> _AIM_
Extract all lines that hold "underlying" from the records below.
— Start —
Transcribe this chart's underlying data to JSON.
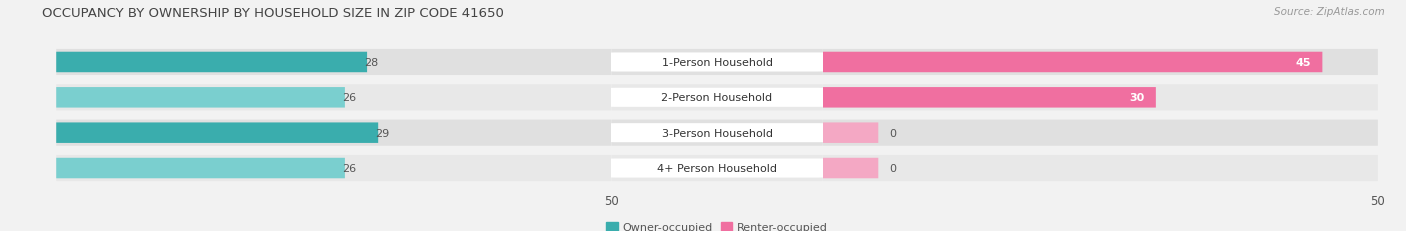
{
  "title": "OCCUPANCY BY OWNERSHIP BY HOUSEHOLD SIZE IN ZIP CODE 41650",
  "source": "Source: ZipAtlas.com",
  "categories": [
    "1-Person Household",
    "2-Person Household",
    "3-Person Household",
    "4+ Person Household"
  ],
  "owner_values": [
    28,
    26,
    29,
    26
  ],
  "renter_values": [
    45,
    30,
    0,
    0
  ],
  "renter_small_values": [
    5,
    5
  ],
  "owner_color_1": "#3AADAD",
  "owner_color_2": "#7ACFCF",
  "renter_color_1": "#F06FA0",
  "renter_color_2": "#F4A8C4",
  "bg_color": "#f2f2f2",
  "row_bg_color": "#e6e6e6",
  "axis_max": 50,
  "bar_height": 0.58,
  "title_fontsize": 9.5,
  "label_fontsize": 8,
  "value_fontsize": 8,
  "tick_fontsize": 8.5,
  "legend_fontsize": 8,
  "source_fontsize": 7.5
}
— End —
— Start —
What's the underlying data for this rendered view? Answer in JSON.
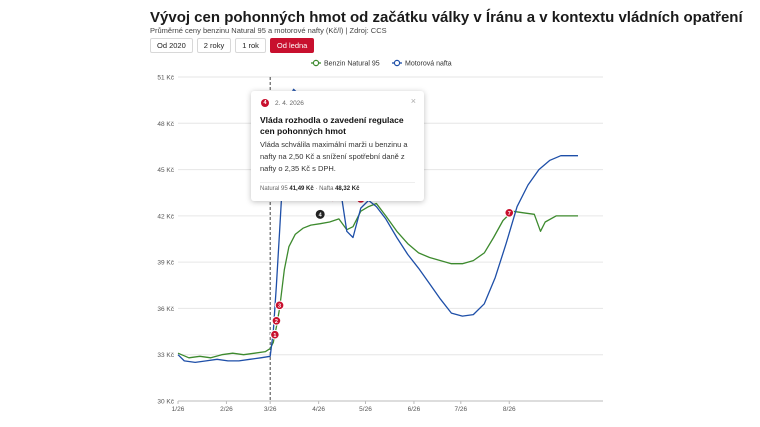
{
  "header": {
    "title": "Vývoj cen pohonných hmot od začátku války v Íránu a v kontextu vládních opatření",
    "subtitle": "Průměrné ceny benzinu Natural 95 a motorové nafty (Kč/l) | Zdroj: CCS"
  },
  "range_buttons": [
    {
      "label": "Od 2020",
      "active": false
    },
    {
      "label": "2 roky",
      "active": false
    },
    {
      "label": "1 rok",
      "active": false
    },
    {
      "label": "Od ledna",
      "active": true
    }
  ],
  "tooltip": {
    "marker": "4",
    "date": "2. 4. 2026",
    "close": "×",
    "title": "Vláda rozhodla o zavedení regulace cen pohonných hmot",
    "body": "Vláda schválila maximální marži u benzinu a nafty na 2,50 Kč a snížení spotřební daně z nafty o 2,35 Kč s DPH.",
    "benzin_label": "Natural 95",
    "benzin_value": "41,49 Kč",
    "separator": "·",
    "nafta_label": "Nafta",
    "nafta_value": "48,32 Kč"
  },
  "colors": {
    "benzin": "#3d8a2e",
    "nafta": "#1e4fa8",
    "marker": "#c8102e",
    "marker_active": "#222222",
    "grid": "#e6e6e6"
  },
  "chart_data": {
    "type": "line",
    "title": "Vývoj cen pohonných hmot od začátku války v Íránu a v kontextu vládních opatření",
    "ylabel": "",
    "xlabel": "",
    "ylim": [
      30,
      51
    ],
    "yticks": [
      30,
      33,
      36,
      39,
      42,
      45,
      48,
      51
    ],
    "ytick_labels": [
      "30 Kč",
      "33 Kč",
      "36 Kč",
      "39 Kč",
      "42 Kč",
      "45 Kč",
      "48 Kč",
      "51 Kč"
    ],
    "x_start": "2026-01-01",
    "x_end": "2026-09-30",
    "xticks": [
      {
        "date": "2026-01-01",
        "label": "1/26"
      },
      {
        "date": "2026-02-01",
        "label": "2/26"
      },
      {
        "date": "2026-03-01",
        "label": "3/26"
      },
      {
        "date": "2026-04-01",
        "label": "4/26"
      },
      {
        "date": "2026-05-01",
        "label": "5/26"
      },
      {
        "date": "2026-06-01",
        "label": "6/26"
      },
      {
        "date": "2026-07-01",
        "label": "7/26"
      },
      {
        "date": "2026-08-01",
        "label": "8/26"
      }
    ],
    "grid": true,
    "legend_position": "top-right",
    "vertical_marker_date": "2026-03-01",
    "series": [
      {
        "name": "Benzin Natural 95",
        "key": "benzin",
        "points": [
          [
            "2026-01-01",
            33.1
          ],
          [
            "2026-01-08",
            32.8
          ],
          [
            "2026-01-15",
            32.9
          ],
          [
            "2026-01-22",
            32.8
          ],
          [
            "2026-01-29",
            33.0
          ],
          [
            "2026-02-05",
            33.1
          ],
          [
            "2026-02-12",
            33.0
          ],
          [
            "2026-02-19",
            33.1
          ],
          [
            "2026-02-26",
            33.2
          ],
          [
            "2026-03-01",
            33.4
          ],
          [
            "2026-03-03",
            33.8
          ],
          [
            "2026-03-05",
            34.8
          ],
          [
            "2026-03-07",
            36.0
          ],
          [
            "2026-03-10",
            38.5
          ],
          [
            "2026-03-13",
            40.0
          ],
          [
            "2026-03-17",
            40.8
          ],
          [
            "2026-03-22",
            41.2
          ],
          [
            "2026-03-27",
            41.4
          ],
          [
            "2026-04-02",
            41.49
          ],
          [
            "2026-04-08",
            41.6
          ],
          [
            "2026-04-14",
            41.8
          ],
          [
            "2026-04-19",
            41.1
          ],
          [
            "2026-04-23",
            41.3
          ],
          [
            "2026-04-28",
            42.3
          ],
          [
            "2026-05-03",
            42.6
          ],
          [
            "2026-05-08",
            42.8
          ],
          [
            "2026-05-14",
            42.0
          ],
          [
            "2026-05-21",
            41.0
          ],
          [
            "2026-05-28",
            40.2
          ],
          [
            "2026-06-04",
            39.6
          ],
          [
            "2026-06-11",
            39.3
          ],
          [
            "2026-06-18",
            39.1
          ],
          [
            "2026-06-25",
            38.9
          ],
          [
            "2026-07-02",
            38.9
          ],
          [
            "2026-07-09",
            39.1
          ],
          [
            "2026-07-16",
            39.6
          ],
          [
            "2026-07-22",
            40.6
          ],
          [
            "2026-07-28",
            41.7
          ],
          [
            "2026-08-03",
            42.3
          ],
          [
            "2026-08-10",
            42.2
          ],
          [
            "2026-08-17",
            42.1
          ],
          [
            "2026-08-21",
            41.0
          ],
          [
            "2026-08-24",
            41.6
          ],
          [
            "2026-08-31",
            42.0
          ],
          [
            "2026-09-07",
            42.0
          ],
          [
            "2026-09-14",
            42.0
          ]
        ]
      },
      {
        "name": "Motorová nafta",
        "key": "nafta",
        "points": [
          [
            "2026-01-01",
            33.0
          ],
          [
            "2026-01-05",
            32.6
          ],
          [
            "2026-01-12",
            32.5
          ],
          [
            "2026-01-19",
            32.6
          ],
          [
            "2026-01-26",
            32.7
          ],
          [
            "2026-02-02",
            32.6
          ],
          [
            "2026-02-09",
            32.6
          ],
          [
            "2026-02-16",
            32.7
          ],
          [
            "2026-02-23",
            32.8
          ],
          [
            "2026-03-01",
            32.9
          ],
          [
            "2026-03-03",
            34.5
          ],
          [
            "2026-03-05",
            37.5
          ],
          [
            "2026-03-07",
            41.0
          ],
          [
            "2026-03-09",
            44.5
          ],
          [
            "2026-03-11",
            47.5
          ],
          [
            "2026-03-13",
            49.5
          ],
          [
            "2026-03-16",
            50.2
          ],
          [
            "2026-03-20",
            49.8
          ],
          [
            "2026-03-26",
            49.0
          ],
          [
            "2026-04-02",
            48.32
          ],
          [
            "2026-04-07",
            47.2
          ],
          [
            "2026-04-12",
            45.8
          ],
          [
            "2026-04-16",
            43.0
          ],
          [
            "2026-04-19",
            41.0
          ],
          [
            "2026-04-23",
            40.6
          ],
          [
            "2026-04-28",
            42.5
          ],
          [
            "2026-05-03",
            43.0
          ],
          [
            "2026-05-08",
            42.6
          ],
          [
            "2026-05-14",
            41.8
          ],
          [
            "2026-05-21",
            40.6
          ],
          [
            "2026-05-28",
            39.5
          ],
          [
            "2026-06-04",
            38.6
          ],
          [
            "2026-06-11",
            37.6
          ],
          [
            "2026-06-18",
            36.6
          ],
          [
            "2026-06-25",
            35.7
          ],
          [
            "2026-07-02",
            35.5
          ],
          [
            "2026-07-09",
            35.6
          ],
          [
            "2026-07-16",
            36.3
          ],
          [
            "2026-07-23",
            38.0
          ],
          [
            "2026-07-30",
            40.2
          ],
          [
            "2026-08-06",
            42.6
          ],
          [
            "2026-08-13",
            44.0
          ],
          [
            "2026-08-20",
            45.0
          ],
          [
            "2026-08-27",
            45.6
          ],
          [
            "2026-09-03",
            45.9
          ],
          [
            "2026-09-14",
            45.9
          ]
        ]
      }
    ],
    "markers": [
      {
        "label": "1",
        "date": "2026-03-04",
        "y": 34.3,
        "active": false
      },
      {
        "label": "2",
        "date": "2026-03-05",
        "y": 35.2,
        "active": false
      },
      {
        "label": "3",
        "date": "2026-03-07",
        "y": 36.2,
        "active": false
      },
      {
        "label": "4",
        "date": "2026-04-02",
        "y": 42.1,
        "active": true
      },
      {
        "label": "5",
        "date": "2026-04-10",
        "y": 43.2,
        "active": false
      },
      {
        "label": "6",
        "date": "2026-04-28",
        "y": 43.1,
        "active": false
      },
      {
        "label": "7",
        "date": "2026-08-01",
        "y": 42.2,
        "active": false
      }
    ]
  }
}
— End —
> _SOLUTION TO THIS TASK_
Transcribe this chart's underlying data to JSON.
What's the underlying data for this rendered view? Answer in JSON.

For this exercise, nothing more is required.